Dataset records
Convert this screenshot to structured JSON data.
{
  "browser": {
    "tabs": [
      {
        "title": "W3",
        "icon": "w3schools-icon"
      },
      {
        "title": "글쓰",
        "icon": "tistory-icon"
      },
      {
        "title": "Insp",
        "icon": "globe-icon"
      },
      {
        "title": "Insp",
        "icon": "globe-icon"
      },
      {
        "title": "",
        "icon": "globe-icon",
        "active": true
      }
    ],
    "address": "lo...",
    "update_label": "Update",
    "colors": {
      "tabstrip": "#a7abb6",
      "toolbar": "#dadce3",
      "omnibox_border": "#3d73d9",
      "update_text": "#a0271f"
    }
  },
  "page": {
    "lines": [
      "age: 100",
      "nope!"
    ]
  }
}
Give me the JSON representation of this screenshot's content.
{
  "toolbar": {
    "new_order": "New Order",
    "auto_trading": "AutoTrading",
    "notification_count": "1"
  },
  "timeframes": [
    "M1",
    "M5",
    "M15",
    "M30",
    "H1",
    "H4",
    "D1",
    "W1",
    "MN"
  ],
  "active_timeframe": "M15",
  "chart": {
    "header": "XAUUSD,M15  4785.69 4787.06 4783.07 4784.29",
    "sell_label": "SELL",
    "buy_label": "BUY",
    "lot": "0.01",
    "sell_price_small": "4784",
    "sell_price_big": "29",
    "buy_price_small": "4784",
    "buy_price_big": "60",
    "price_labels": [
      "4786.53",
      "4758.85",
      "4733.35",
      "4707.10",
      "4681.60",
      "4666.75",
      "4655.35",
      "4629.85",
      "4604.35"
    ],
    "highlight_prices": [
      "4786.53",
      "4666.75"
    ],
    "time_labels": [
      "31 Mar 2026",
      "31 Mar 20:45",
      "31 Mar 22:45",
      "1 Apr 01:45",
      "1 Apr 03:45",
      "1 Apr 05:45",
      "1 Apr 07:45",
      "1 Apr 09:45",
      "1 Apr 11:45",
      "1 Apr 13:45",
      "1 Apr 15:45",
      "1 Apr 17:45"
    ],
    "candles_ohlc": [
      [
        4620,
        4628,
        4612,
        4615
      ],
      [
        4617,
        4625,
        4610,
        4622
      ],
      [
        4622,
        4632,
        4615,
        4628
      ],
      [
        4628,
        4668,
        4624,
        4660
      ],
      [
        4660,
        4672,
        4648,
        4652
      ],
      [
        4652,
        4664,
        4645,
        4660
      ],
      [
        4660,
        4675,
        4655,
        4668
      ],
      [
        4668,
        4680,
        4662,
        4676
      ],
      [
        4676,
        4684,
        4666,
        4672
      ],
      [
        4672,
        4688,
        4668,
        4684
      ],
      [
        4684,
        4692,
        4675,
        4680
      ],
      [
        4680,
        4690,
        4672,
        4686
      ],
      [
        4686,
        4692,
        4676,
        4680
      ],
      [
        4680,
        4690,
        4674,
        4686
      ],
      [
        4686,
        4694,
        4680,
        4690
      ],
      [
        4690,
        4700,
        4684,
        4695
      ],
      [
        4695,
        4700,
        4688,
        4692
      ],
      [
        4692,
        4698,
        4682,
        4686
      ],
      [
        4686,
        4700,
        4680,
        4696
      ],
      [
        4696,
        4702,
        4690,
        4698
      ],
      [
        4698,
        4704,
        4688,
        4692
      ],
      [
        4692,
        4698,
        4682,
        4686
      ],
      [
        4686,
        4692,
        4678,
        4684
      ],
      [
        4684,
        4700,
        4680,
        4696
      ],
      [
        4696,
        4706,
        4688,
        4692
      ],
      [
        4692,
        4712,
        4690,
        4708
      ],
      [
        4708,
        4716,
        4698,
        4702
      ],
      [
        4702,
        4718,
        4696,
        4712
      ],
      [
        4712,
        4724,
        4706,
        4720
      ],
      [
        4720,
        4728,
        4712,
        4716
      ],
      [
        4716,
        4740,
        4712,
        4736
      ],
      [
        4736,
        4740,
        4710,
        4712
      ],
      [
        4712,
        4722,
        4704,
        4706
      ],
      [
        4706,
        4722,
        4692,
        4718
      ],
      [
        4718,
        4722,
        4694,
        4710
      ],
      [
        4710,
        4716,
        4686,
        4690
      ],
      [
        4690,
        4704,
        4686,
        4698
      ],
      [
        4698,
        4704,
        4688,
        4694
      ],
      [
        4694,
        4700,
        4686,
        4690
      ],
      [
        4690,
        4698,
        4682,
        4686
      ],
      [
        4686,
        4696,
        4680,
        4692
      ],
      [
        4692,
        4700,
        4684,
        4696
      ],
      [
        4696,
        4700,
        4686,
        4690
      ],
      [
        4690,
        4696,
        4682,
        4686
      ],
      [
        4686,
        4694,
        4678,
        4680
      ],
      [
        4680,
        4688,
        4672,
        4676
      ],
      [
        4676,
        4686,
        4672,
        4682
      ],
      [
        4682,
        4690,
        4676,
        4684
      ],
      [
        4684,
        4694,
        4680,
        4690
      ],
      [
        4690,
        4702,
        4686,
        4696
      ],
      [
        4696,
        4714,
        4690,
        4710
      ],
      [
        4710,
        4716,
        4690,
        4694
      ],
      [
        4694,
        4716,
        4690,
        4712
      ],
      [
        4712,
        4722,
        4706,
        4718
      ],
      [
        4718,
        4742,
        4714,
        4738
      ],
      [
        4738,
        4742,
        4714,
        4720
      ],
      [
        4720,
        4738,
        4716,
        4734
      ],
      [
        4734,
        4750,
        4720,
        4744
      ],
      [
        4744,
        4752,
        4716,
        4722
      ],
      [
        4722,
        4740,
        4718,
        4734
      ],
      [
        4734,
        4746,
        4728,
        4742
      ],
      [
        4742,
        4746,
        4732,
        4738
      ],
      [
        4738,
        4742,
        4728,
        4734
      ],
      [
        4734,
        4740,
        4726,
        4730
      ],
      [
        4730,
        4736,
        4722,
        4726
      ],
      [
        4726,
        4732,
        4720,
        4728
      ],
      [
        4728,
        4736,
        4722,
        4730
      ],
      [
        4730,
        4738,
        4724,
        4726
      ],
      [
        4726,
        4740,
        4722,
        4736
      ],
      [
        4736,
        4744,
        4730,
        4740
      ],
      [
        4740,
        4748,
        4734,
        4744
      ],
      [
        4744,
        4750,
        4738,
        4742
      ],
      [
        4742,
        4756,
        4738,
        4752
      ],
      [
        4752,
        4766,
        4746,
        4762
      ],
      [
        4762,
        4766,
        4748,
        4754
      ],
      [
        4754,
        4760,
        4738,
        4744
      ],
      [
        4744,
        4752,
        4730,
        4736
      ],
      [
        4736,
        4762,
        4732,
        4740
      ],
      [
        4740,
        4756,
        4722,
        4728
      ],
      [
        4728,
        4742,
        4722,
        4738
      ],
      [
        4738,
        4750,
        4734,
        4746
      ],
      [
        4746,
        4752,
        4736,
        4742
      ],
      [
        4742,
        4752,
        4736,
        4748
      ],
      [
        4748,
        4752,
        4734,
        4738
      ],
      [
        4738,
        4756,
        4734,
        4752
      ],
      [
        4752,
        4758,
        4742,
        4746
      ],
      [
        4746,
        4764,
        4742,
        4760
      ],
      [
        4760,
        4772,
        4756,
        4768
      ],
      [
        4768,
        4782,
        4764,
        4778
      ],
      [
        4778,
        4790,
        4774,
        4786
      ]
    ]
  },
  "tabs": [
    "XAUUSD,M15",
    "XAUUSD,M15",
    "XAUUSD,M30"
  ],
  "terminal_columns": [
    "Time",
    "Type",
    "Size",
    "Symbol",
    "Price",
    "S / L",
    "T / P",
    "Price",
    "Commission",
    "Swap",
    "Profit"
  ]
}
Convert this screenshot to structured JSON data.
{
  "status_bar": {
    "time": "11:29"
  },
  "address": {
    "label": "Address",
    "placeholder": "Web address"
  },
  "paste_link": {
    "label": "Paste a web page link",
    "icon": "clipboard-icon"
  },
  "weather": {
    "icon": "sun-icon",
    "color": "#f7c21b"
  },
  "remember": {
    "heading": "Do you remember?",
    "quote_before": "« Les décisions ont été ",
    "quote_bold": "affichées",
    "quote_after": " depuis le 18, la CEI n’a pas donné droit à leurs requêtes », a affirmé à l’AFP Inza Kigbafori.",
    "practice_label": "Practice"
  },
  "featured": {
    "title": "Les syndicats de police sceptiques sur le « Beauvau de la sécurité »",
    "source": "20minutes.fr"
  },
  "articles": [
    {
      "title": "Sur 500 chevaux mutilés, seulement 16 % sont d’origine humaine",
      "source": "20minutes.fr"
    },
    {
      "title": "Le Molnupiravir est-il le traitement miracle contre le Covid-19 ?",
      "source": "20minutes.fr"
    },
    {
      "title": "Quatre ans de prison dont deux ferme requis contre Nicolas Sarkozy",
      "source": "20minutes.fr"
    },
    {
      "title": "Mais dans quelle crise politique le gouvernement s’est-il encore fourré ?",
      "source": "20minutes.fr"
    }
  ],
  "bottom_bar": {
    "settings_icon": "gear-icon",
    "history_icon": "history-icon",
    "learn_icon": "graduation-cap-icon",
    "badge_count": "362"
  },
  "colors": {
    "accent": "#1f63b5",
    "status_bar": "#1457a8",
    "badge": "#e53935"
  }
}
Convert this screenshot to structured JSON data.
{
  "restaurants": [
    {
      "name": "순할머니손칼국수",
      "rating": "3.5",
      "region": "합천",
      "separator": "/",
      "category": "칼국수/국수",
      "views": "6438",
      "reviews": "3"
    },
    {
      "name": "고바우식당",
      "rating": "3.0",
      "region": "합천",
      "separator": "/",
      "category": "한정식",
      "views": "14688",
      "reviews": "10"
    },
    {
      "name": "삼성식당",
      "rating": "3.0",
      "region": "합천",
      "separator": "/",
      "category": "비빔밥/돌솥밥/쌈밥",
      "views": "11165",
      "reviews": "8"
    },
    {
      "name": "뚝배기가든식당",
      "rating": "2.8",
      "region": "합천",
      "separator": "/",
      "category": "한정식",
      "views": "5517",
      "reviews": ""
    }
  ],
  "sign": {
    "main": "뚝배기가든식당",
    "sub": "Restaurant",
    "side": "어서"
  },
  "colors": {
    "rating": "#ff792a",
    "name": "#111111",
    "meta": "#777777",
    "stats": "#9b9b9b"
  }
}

# What to do
Give only the number of lines in the data that hold the string "rating".

# Complete response
5